*WORK INSTRUCTIONS*.
Lines that contain "error" are to be counted; give only their number.

☆ ☆ ☆ ☆

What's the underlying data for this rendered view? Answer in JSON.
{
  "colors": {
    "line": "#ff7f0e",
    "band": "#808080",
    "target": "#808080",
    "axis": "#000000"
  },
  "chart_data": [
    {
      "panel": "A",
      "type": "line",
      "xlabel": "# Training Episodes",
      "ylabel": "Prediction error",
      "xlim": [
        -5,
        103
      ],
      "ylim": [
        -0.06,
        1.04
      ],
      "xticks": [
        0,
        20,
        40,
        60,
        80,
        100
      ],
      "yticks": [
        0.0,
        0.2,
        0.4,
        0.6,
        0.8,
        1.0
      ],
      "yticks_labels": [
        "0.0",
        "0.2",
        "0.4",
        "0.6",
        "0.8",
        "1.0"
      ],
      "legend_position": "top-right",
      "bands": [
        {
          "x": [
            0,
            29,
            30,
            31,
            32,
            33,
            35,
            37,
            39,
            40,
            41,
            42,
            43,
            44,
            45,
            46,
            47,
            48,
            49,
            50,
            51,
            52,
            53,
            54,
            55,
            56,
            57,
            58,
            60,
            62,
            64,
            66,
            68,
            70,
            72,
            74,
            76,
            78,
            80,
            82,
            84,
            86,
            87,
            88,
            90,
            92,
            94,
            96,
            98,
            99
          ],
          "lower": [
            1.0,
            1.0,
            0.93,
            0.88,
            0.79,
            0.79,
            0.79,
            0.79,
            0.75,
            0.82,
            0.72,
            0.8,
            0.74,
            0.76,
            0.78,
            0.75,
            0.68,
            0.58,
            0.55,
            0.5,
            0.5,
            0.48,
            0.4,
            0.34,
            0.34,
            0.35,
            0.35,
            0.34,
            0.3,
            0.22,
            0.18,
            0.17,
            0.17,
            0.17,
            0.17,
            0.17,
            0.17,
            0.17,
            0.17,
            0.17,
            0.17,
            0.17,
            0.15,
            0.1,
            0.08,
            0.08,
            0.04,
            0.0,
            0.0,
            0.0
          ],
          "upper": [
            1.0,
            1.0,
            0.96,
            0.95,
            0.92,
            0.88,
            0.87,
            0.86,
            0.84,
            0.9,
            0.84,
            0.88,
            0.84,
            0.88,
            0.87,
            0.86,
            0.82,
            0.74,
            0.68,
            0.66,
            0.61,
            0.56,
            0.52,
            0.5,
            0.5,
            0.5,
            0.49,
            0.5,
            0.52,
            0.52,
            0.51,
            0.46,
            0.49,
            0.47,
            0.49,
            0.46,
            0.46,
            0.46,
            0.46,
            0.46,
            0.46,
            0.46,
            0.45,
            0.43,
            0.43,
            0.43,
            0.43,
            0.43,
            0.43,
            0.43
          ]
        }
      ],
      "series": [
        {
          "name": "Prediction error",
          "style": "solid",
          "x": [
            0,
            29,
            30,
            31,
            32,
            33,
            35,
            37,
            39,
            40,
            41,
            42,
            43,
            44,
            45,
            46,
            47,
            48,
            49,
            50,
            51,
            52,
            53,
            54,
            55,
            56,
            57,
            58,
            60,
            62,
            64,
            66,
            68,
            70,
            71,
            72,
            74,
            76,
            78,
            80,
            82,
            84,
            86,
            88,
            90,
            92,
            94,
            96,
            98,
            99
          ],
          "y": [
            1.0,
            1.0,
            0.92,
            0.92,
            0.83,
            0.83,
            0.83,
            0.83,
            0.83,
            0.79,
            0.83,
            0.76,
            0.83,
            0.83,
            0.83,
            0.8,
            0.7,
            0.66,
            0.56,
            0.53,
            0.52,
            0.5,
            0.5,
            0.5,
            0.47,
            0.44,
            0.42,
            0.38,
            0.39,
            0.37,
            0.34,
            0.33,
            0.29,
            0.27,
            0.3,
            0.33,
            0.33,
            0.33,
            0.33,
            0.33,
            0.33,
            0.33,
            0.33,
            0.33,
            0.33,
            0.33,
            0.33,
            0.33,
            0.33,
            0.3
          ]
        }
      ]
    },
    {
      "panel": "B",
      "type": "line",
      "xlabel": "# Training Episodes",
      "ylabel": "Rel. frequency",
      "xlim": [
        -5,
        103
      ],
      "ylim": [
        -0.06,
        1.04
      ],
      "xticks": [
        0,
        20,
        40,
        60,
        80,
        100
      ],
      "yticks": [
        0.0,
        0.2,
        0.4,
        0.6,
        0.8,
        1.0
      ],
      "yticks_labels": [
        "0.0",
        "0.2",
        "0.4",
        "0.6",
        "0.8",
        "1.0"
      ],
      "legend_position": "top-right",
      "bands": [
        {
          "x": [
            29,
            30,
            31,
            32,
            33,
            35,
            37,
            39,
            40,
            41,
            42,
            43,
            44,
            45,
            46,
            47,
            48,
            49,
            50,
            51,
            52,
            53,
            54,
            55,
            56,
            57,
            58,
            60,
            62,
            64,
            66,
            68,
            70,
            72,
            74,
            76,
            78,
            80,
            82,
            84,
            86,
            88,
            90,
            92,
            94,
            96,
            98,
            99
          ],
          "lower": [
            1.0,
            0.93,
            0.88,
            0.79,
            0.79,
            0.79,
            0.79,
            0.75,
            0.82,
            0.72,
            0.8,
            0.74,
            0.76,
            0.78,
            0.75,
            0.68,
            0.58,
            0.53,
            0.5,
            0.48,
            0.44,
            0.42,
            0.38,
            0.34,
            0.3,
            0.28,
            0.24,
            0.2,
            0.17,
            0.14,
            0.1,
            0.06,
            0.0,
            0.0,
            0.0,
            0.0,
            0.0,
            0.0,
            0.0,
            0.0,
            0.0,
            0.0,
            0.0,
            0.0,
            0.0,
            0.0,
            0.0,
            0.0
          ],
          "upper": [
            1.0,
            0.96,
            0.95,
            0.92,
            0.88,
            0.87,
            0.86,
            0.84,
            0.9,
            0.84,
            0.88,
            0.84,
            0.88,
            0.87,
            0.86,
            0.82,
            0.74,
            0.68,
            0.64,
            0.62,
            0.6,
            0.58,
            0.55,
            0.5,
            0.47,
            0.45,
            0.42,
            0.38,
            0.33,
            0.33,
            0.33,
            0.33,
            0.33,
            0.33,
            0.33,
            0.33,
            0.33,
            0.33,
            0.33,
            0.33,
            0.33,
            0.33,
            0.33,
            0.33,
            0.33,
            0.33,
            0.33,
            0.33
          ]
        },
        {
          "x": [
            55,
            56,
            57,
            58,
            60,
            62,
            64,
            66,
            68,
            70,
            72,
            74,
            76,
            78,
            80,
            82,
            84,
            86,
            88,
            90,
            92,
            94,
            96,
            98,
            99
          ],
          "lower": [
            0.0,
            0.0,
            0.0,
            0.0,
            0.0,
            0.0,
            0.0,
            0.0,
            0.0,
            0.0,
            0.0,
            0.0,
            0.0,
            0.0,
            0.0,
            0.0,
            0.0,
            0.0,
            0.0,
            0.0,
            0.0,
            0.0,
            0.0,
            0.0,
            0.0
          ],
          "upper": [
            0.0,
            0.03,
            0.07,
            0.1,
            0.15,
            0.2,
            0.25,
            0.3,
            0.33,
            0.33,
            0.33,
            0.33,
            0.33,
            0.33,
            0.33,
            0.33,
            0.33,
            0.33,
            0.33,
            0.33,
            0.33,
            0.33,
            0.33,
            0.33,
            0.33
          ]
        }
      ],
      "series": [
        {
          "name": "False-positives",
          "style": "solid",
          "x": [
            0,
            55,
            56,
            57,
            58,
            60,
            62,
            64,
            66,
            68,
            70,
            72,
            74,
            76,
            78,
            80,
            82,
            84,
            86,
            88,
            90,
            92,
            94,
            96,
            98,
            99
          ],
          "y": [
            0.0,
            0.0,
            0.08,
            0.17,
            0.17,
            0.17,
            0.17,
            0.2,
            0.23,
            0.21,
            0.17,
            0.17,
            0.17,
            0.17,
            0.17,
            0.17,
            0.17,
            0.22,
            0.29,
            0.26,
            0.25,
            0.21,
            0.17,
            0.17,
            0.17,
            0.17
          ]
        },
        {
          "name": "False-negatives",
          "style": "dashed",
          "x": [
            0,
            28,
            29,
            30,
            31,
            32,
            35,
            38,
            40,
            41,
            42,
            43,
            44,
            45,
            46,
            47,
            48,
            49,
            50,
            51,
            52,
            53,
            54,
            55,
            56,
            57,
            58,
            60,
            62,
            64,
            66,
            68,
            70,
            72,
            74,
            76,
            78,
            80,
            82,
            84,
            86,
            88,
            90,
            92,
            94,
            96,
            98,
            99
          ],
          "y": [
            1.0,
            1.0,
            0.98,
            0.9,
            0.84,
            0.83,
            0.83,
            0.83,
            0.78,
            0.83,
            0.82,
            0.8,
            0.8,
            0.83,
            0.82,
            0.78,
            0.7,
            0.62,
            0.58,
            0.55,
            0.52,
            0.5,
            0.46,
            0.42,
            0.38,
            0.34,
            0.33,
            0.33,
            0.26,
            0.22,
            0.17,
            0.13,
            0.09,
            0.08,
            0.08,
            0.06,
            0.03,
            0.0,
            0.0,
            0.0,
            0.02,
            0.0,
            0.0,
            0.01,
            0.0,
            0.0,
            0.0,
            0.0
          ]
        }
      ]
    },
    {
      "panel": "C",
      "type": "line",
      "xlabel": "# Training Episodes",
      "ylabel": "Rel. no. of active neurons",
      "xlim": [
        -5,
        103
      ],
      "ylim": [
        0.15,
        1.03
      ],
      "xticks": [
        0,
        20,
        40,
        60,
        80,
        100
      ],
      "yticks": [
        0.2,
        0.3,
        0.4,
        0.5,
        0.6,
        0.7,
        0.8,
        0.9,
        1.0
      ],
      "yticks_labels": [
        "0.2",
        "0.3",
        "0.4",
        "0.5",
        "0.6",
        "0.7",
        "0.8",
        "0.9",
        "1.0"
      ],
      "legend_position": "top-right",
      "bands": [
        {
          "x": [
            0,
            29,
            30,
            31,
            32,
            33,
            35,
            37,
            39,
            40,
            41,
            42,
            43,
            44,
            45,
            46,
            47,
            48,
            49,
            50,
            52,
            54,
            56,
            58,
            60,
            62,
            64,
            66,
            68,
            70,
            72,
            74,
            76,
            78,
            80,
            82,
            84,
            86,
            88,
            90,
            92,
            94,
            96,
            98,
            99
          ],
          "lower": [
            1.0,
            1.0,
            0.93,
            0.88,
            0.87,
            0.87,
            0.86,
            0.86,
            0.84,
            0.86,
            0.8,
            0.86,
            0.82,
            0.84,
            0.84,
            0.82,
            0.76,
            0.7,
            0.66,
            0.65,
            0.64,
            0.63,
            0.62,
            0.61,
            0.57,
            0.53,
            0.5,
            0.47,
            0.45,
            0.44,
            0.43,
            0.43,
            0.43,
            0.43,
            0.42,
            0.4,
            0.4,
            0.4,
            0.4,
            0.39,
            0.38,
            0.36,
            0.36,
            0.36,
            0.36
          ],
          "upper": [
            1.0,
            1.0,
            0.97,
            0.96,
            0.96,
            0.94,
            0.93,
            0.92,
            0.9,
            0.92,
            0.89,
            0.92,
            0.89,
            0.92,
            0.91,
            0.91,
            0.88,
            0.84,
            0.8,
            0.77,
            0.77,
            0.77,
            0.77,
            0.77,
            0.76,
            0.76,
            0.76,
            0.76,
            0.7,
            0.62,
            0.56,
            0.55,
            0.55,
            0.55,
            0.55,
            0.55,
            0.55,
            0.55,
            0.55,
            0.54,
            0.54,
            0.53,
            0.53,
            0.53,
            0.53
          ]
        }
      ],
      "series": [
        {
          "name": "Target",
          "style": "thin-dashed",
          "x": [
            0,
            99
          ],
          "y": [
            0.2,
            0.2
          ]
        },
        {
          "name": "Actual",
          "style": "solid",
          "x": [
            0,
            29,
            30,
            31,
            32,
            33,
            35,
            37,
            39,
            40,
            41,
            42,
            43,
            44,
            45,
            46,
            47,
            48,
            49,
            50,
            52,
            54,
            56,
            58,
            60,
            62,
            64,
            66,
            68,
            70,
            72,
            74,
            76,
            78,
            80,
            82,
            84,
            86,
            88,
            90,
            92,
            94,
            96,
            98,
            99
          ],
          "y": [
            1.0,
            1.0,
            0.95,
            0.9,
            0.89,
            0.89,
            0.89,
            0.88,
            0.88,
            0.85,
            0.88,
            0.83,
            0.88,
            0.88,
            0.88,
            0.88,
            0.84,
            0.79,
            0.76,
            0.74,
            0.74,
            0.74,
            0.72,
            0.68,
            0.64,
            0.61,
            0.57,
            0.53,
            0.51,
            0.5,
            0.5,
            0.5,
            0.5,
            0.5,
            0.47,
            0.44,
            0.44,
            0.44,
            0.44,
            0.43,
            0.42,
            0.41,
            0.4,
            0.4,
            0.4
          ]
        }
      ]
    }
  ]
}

☆ ☆ ☆ ☆

*FINISHED TASK*.
2